Stored entries
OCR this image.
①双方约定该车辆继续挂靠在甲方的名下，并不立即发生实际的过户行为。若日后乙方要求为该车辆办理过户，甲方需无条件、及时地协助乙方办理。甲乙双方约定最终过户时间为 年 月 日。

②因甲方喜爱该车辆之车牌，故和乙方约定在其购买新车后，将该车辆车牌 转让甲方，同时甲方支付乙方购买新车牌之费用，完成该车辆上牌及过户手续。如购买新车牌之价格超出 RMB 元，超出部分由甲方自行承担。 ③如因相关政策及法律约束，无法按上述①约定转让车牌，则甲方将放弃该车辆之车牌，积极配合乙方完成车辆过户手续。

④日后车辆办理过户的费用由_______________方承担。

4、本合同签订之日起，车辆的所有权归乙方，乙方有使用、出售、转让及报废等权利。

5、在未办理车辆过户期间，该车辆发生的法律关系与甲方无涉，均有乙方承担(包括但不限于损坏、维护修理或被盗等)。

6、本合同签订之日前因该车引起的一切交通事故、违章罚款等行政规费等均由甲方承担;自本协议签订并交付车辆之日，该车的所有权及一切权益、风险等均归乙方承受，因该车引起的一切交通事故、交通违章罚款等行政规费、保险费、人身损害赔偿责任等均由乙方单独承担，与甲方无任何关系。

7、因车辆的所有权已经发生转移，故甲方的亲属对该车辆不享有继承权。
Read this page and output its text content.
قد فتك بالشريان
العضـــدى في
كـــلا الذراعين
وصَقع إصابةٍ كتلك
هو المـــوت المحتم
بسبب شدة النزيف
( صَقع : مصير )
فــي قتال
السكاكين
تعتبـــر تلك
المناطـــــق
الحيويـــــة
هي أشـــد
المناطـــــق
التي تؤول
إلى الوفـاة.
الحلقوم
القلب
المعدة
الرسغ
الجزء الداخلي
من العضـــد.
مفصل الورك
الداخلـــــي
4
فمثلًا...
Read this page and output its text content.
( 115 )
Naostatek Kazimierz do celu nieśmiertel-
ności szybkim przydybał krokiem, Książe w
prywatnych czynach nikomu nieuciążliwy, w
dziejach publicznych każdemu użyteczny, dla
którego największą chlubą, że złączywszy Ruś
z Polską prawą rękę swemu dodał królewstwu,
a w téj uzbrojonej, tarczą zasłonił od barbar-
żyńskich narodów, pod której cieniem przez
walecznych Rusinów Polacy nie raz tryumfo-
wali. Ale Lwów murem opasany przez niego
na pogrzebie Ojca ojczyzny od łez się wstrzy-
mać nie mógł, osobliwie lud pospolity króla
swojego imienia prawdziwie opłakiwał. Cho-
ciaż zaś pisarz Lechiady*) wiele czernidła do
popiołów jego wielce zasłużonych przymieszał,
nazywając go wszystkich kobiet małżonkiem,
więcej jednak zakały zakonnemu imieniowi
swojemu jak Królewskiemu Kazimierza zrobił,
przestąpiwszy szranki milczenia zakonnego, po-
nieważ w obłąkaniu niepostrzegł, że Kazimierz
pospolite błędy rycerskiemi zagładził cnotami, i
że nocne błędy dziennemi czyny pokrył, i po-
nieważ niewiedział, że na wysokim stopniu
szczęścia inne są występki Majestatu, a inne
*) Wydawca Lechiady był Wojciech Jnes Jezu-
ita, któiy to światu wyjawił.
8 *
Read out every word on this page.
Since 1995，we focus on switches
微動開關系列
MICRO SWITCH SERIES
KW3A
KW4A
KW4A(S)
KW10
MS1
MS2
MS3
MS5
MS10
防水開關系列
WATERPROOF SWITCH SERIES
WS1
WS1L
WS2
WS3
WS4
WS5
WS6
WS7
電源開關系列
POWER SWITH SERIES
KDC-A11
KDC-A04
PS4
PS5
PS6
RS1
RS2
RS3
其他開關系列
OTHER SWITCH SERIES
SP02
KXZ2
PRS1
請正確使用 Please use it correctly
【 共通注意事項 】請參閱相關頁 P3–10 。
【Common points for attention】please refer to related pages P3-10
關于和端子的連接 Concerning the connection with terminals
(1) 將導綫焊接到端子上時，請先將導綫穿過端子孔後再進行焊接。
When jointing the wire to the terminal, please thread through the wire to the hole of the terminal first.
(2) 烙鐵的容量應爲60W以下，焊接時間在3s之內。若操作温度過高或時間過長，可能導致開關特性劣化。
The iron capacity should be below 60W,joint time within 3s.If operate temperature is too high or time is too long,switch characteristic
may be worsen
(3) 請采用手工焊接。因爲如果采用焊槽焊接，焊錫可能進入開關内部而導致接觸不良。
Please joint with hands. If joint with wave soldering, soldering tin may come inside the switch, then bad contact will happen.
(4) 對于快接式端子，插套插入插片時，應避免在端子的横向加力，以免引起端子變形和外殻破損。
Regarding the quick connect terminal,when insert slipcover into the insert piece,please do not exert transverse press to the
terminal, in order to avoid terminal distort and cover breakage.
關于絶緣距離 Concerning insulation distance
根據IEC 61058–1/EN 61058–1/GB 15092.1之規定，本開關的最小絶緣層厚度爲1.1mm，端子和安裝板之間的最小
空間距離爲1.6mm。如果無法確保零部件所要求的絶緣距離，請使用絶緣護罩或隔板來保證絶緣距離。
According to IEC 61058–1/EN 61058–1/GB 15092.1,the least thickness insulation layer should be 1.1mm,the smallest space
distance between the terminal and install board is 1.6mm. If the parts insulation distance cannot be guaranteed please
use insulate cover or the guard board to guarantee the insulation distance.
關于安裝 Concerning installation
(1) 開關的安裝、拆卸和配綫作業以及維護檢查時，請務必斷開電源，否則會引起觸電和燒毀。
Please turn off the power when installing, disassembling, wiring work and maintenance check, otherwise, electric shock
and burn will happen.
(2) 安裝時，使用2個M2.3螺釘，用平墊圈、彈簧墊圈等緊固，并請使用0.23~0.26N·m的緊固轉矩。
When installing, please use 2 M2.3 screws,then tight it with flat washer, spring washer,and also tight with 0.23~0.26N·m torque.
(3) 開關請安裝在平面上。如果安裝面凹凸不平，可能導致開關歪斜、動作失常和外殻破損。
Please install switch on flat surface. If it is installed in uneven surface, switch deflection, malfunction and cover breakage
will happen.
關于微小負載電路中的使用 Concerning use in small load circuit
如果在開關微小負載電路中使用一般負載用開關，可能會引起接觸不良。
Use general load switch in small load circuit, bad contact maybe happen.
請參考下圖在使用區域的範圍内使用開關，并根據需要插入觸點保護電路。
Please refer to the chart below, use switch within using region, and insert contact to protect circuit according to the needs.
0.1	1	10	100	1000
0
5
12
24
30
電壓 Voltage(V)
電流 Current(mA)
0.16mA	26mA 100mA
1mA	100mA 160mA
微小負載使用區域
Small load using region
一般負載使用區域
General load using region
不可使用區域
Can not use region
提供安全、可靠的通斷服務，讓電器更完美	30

## EXERCISE
Reproduce each entry exactly, leaving out nothing.

## TASK RESPONSE
OCR this image.
①双方约定该车辆继续挂靠在甲方的名下，并不立即发生实际的过户行为。若日后乙方要求为该车辆办理过户，甲方需无条件、及时地协助乙方办理。甲乙双方约定最终过户时间为 年 月 日。

②因甲方喜爱该车辆之车牌，故和乙方约定在其购买新车后，将该车辆车牌 转让甲方，同时甲方支付乙方购买新车牌之费用，完成该车辆上牌及过户手续。如购买新车牌之价格超出 RMB 元，超出部分由甲方自行承担。 ③如因相关政策及法律约束，无法按上述①约定转让车牌，则甲方将放弃该车辆之车牌，积极配合乙方完成车辆过户手续。

④日后车辆办理过户的费用由_______________方承担。

4、本合同签订之日起，车辆的所有权归乙方，乙方有使用、出售、转让及报废等权利。

5、在未办理车辆过户期间，该车辆发生的法律关系与甲方无涉，均有乙方承担(包括但不限于损坏、维护修理或被盗等)。

6、本合同签订之日前因该车引起的一切交通事故、违章罚款等行政规费等均由甲方承担;自本协议签订并交付车辆之日，该车的所有权及一切权益、风险等均归乙方承受，因该车引起的一切交通事故、交通违章罚款等行政规费、保险费、人身损害赔偿责任等均由乙方单独承担，与甲方无任何关系。

7、因车辆的所有权已经发生转移，故甲方的亲属对该车辆不享有继承权。
Read this page and output its text content.
قد فتك بالشريان
العضـــدى في
كـــلا الذراعين
وصَقع إصابةٍ كتلك
هو المـــوت المحتم
بسبب شدة النزيف
( صَقع : مصير )
فــي قتال
السكاكين
تعتبـــر تلك
المناطـــــق
الحيويـــــة
هي أشـــد
المناطـــــق
التي تؤول
إلى الوفـاة.
الحلقوم
القلب
المعدة
الرسغ
الجزء الداخلي
من العضـــد.
مفصل الورك
الداخلـــــي
4
فمثلًا...
Read this page and output its text content.
( 115 )
Naostatek Kazimierz do celu nieśmiertel-
ności szybkim przydybał krokiem, Książe w
prywatnych czynach nikomu nieuciążliwy, w
dziejach publicznych każdemu użyteczny, dla
którego największą chlubą, że złączywszy Ruś
z Polską prawą rękę swemu dodał królewstwu,
a w téj uzbrojonej, tarczą zasłonił od barbar-
żyńskich narodów, pod której cieniem przez
walecznych Rusinów Polacy nie raz tryumfo-
wali. Ale Lwów murem opasany przez niego
na pogrzebie Ojca ojczyzny od łez się wstrzy-
mać nie mógł, osobliwie lud pospolity króla
swojego imienia prawdziwie opłakiwał. Cho-
ciaż zaś pisarz Lechiady*) wiele czernidła do
popiołów jego wielce zasłużonych przymieszał,
nazywając go wszystkich kobiet małżonkiem,
więcej jednak zakały zakonnemu imieniowi
swojemu jak Królewskiemu Kazimierza zrobił,
przestąpiwszy szranki milczenia zakonnego, po-
nieważ w obłąkaniu niepostrzegł, że Kazimierz
pospolite błędy rycerskiemi zagładził cnotami, i
że nocne błędy dziennemi czyny pokrył, i po-
nieważ niewiedział, że na wysokim stopniu
szczęścia inne są występki Majestatu, a inne
*) Wydawca Lechiady był Wojciech Jnes Jezu-
ita, któiy to światu wyjawił.
8 *
Read out every word on this page.
Since 1995，we focus on switches
微動開關系列
MICRO SWITCH SERIES
KW3A
KW4A
KW4A(S)
KW10
MS1
MS2
MS3
MS5
MS10
防水開關系列
WATERPROOF SWITCH SERIES
WS1
WS1L
WS2
WS3
WS4
WS5
WS6
WS7
電源開關系列
POWER SWITH SERIES
KDC-A11
KDC-A04
PS4
PS5
PS6
RS1
RS2
RS3
其他開關系列
OTHER SWITCH SERIES
SP02
KXZ2
PRS1
請正確使用 Please use it correctly
【 共通注意事項 】請參閱相關頁 P3–10 。
【Common points for attention】please refer to related pages P3-10
關于和端子的連接 Concerning the connection with terminals
(1) 將導綫焊接到端子上時，請先將導綫穿過端子孔後再進行焊接。
When jointing the wire to the terminal, please thread through the wire to the hole of the terminal first.
(2) 烙鐵的容量應爲60W以下，焊接時間在3s之內。若操作温度過高或時間過長，可能導致開關特性劣化。
The iron capacity should be below 60W,joint time within 3s.If operate temperature is too high or time is too long,switch characteristic
may be worsen
(3) 請采用手工焊接。因爲如果采用焊槽焊接，焊錫可能進入開關内部而導致接觸不良。
Please joint with hands. If joint with wave soldering, soldering tin may come inside the switch, then bad contact will happen.
(4) 對于快接式端子，插套插入插片時，應避免在端子的横向加力，以免引起端子變形和外殻破損。
Regarding the quick connect terminal,when insert slipcover into the insert piece,please do not exert transverse press to the
terminal, in order to avoid terminal distort and cover breakage.
關于絶緣距離 Concerning insulation distance
根據IEC 61058–1/EN 61058–1/GB 15092.1之規定，本開關的最小絶緣層厚度爲1.1mm，端子和安裝板之間的最小
空間距離爲1.6mm。如果無法確保零部件所要求的絶緣距離，請使用絶緣護罩或隔板來保證絶緣距離。
According to IEC 61058–1/EN 61058–1/GB 15092.1,the least thickness insulation layer should be 1.1mm,the smallest space
distance between the terminal and install board is 1.6mm. If the parts insulation distance cannot be guaranteed please
use insulate cover or the guard board to guarantee the insulation distance.
關于安裝 Concerning installation
(1) 開關的安裝、拆卸和配綫作業以及維護檢查時，請務必斷開電源，否則會引起觸電和燒毀。
Please turn off the power when installing, disassembling, wiring work and maintenance check, otherwise, electric shock
and burn will happen.
(2) 安裝時，使用2個M2.3螺釘，用平墊圈、彈簧墊圈等緊固，并請使用0.23~0.26N·m的緊固轉矩。
When installing, please use 2 M2.3 screws,then tight it with flat washer, spring washer,and also tight with 0.23~0.26N·m torque.
(3) 開關請安裝在平面上。如果安裝面凹凸不平，可能導致開關歪斜、動作失常和外殻破損。
Please install switch on flat surface. If it is installed in uneven surface, switch deflection, malfunction and cover breakage
will happen.
關于微小負載電路中的使用 Concerning use in small load circuit
如果在開關微小負載電路中使用一般負載用開關，可能會引起接觸不良。
Use general load switch in small load circuit, bad contact maybe happen.
請參考下圖在使用區域的範圍内使用開關，并根據需要插入觸點保護電路。
Please refer to the chart below, use switch within using region, and insert contact to protect circuit according to the needs.
0.1	1	10	100	1000
0
5
12
24
30
電壓 Voltage(V)
電流 Current(mA)
0.16mA	26mA 100mA
1mA	100mA 160mA
微小負載使用區域
Small load using region
一般負載使用區域
General load using region
不可使用區域
Can not use region
提供安全、可靠的通斷服務，讓電器更完美	30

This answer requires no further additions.